# AIM:
Print the listing below exactly.

# INFORMATION SHOWN:
+ + +
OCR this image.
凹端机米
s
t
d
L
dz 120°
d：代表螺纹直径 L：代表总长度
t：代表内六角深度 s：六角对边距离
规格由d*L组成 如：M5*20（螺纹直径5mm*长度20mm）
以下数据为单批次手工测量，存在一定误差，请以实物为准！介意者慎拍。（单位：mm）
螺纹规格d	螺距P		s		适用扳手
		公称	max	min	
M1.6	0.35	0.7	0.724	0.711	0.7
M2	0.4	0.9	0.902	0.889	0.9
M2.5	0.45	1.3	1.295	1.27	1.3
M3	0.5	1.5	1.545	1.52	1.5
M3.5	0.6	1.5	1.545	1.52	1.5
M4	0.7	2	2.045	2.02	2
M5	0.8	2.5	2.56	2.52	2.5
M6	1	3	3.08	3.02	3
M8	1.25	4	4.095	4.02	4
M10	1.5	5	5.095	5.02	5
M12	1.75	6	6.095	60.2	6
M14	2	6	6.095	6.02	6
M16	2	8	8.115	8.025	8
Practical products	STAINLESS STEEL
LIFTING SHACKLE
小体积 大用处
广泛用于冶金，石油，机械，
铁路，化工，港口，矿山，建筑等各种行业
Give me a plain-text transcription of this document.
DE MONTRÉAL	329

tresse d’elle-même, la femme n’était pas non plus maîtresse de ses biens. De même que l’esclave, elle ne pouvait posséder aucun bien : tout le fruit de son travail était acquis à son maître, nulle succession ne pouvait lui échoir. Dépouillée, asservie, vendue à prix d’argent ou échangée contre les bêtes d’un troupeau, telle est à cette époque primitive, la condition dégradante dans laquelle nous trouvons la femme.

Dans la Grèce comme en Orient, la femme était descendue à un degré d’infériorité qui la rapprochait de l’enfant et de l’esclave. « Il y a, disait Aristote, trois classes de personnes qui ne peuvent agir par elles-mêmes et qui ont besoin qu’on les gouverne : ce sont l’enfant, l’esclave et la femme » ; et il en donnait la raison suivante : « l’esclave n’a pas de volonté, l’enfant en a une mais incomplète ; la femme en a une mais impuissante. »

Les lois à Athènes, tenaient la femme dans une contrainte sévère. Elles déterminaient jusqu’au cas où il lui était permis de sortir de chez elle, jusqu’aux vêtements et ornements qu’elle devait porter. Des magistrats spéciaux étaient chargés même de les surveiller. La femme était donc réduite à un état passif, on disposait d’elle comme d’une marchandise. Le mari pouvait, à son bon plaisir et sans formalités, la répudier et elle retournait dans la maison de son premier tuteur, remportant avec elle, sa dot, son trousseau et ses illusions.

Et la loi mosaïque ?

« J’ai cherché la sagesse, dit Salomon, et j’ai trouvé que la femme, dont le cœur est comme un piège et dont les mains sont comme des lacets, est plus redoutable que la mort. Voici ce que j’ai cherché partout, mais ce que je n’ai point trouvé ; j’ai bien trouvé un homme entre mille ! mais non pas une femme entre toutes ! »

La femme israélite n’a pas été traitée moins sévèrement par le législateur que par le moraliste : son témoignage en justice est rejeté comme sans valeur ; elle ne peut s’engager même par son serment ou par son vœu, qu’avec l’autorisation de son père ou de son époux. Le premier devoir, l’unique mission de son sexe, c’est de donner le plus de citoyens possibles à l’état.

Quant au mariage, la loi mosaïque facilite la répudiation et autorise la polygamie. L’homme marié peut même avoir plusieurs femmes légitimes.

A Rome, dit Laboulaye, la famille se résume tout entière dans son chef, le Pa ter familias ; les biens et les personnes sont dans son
+ + +
# RESULT BELOW:
OCR this image.
凹端机米
s
t
d
L
dz 120°
d：代表螺纹直径 L：代表总长度
t：代表内六角深度 s：六角对边距离
规格由d*L组成 如：M5*20（螺纹直径5mm*长度20mm）
以下数据为单批次手工测量，存在一定误差，请以实物为准！介意者慎拍。（单位：mm）
螺纹规格d	螺距P		s		适用扳手
		公称	max	min	
M1.6	0.35	0.7	0.724	0.711	0.7
M2	0.4	0.9	0.902	0.889	0.9
M2.5	0.45	1.3	1.295	1.27	1.3
M3	0.5	1.5	1.545	1.52	1.5
M3.5	0.6	1.5	1.545	1.52	1.5
M4	0.7	2	2.045	2.02	2
M5	0.8	2.5	2.56	2.52	2.5
M6	1	3	3.08	3.02	3
M8	1.25	4	4.095	4.02	4
M10	1.5	5	5.095	5.02	5
M12	1.75	6	6.095	60.2	6
M14	2	6	6.095	6.02	6
M16	2	8	8.115	8.025	8
Practical products	STAINLESS STEEL
LIFTING SHACKLE
小体积 大用处
广泛用于冶金，石油，机械，
铁路，化工，港口，矿山，建筑等各种行业
Give me a plain-text transcription of this document.
DE MONTRÉAL	329

tresse d’elle-même, la femme n’était pas non plus maîtresse de ses biens. De même que l’esclave, elle ne pouvait posséder aucun bien : tout le fruit de son travail était acquis à son maître, nulle succession ne pouvait lui échoir. Dépouillée, asservie, vendue à prix d’argent ou échangée contre les bêtes d’un troupeau, telle est à cette époque primitive, la condition dégradante dans laquelle nous trouvons la femme.

Dans la Grèce comme en Orient, la femme était descendue à un degré d’infériorité qui la rapprochait de l’enfant et de l’esclave. « Il y a, disait Aristote, trois classes de personnes qui ne peuvent agir par elles-mêmes et qui ont besoin qu’on les gouverne : ce sont l’enfant, l’esclave et la femme » ; et il en donnait la raison suivante : « l’esclave n’a pas de volonté, l’enfant en a une mais incomplète ; la femme en a une mais impuissante. »

Les lois à Athènes, tenaient la femme dans une contrainte sévère. Elles déterminaient jusqu’au cas où il lui était permis de sortir de chez elle, jusqu’aux vêtements et ornements qu’elle devait porter. Des magistrats spéciaux étaient chargés même de les surveiller. La femme était donc réduite à un état passif, on disposait d’elle comme d’une marchandise. Le mari pouvait, à son bon plaisir et sans formalités, la répudier et elle retournait dans la maison de son premier tuteur, remportant avec elle, sa dot, son trousseau et ses illusions.

Et la loi mosaïque ?

« J’ai cherché la sagesse, dit Salomon, et j’ai trouvé que la femme, dont le cœur est comme un piège et dont les mains sont comme des lacets, est plus redoutable que la mort. Voici ce que j’ai cherché partout, mais ce que je n’ai point trouvé ; j’ai bien trouvé un homme entre mille ! mais non pas une femme entre toutes ! »

La femme israélite n’a pas été traitée moins sévèrement par le législateur que par le moraliste : son témoignage en justice est rejeté comme sans valeur ; elle ne peut s’engager même par son serment ou par son vœu, qu’avec l’autorisation de son père ou de son époux. Le premier devoir, l’unique mission de son sexe, c’est de donner le plus de citoyens possibles à l’état.

Quant au mariage, la loi mosaïque facilite la répudiation et autorise la polygamie. L’homme marié peut même avoir plusieurs femmes légitimes.

A Rome, dit Laboulaye, la famille se résume tout entière dans son chef, le Pa ter familias ; les biens et les personnes sont dans son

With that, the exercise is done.